* [Записи разметки]
########################################
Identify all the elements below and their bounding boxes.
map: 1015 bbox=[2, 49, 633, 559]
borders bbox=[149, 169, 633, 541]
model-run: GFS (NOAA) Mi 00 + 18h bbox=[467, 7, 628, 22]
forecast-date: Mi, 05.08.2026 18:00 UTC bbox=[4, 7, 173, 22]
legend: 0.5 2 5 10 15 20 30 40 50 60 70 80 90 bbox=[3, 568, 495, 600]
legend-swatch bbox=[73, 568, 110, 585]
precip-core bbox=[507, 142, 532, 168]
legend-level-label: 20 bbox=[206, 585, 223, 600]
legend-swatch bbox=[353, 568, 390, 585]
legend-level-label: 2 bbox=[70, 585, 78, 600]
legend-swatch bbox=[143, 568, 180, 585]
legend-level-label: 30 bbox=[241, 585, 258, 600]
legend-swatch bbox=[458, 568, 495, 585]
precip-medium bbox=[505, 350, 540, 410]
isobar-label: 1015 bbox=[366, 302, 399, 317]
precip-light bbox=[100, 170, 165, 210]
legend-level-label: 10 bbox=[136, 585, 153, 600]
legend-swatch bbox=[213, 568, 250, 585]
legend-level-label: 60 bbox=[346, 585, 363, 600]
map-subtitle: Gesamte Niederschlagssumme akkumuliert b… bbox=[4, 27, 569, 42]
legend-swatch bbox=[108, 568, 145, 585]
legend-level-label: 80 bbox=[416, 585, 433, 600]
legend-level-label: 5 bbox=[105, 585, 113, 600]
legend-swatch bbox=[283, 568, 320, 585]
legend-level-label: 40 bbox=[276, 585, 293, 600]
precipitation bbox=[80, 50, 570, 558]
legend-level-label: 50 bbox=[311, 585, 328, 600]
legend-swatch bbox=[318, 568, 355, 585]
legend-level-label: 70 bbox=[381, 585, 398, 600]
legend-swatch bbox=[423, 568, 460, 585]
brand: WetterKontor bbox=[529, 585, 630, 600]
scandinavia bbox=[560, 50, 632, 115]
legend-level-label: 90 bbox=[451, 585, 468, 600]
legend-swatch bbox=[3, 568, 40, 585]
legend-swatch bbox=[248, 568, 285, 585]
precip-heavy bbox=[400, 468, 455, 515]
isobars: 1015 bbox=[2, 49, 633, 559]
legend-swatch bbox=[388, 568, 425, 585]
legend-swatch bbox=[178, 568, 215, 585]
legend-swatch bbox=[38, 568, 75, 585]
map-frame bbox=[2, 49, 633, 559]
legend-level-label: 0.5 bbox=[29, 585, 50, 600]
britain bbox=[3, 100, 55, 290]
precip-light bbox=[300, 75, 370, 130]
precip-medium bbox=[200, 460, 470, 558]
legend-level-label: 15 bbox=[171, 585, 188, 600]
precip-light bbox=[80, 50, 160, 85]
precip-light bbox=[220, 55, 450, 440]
########################################
Обновите записи с самого начала и до строки с "legend-swatch bbox=[423, 568, 460, 585]" включительно, заменив "precip-light" на "precip-low". Всё остальное в этих строках оставьте без изменений.

* [Ответ к упражнению]
Identify all the elements below and their bounding boxes.
map: 1015 bbox=[2, 49, 633, 559]
borders bbox=[149, 169, 633, 541]
model-run: GFS (NOAA) Mi 00 + 18h bbox=[467, 7, 628, 22]
forecast-date: Mi, 05.08.2026 18:00 UTC bbox=[4, 7, 173, 22]
legend: 0.5 2 5 10 15 20 30 40 50 60 70 80 90 bbox=[3, 568, 495, 600]
legend-swatch bbox=[73, 568, 110, 585]
precip-core bbox=[507, 142, 532, 168]
legend-level-label: 20 bbox=[206, 585, 223, 600]
legend-swatch bbox=[353, 568, 390, 585]
legend-level-label: 2 bbox=[70, 585, 78, 600]
legend-swatch bbox=[143, 568, 180, 585]
legend-level-label: 30 bbox=[241, 585, 258, 600]
legend-swatch bbox=[458, 568, 495, 585]
precip-medium bbox=[505, 350, 540, 410]
isobar-label: 1015 bbox=[366, 302, 399, 317]
precip-low bbox=[100, 170, 165, 210]
legend-level-label: 10 bbox=[136, 585, 153, 600]
legend-swatch bbox=[213, 568, 250, 585]
legend-level-label: 60 bbox=[346, 585, 363, 600]
map-subtitle: Gesamte Niederschlagssumme akkumuliert b… bbox=[4, 27, 569, 42]
legend-swatch bbox=[108, 568, 145, 585]
legend-level-label: 80 bbox=[416, 585, 433, 600]
legend-level-label: 5 bbox=[105, 585, 113, 600]
legend-swatch bbox=[283, 568, 320, 585]
legend-level-label: 40 bbox=[276, 585, 293, 600]
precipitation bbox=[80, 50, 570, 558]
legend-level-label: 50 bbox=[311, 585, 328, 600]
legend-swatch bbox=[318, 568, 355, 585]
legend-level-label: 70 bbox=[381, 585, 398, 600]
legend-swatch bbox=[423, 568, 460, 585]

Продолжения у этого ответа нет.